Exercise inputs
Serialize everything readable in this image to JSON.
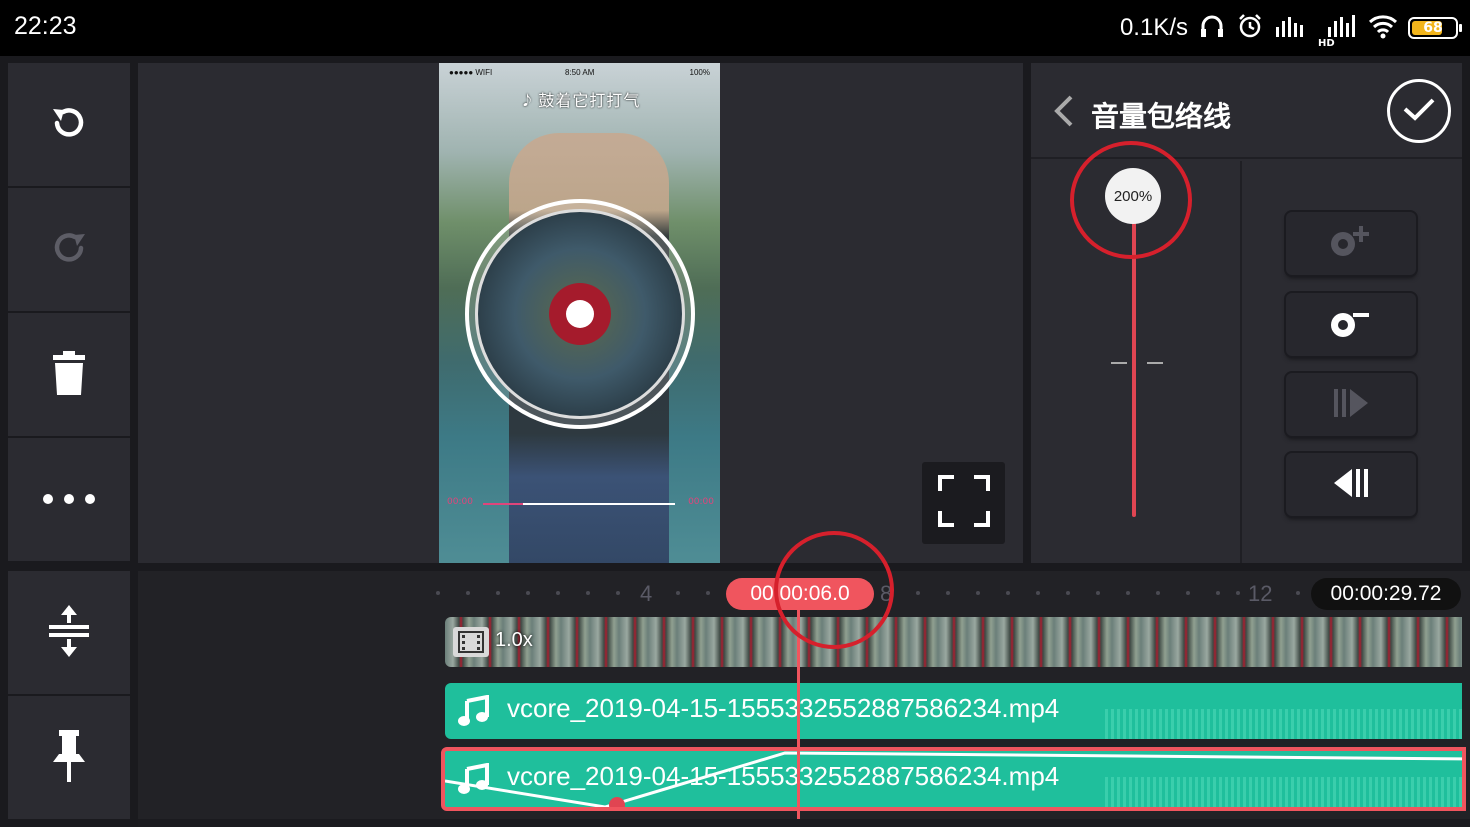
{
  "status_bar": {
    "time": "22:23",
    "net_speed": "0.1K/s",
    "battery": "68",
    "hd": "HD"
  },
  "left_tools": {
    "items": [
      {
        "name": "undo",
        "icon": "undo-icon"
      },
      {
        "name": "redo",
        "icon": "redo-icon"
      },
      {
        "name": "delete",
        "icon": "trash-icon"
      },
      {
        "name": "more",
        "icon": "more-icon"
      }
    ]
  },
  "left_tools_bottom": {
    "items": [
      {
        "name": "split-expand",
        "icon": "expand-vertical-icon"
      },
      {
        "name": "pin",
        "icon": "pin-icon"
      }
    ]
  },
  "preview": {
    "status_left": "●●●●● WIFI",
    "status_time": "8:50 AM",
    "status_battery": "100%",
    "caption": "𝅘𝅥𝅮 鼓着它打打气",
    "progress_start": "00:00",
    "progress_end": "00:00",
    "fullscreen_icon": "fullscreen-icon"
  },
  "volume_panel": {
    "title": "音量包络线",
    "back_icon": "chevron-left-icon",
    "confirm_icon": "check-icon",
    "volume_label": "200%",
    "volume_value": 2.0,
    "buttons": [
      {
        "name": "add-keyframe",
        "icon": "keyframe-add-icon",
        "enabled": false
      },
      {
        "name": "remove-keyframe",
        "icon": "keyframe-remove-icon",
        "enabled": true
      },
      {
        "name": "next-keyframe",
        "icon": "next-keyframe-icon",
        "enabled": false
      },
      {
        "name": "prev-keyframe",
        "icon": "prev-keyframe-icon",
        "enabled": true
      }
    ],
    "accent_color": "#e04552"
  },
  "timeline": {
    "ruler_labels": [
      "4",
      "8",
      "12"
    ],
    "current_time": "00:00:06.0",
    "duration": "00:00:29.72",
    "video_speed": "1.0x",
    "audio_tracks": [
      {
        "label": "vcore_2019-04-15-1555332552887586234.mp4",
        "selected": false
      },
      {
        "label": "vcore_2019-04-15-1555332552887586234.mp4",
        "selected": true
      }
    ],
    "audio_color": "#1fbf9c",
    "playhead_color": "#f0555e"
  }
}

Task to complete
Go through the listing above and pull out each line containing the word "keyframe".

Completed exercise
        "name": "add-keyframe",
        "icon": "keyframe-add-icon",
        "name": "remove-keyframe",
        "icon": "keyframe-remove-icon",
        "name": "next-keyframe",
        "icon": "next-keyframe-icon",
        "name": "prev-keyframe",
        "icon": "prev-keyframe-icon",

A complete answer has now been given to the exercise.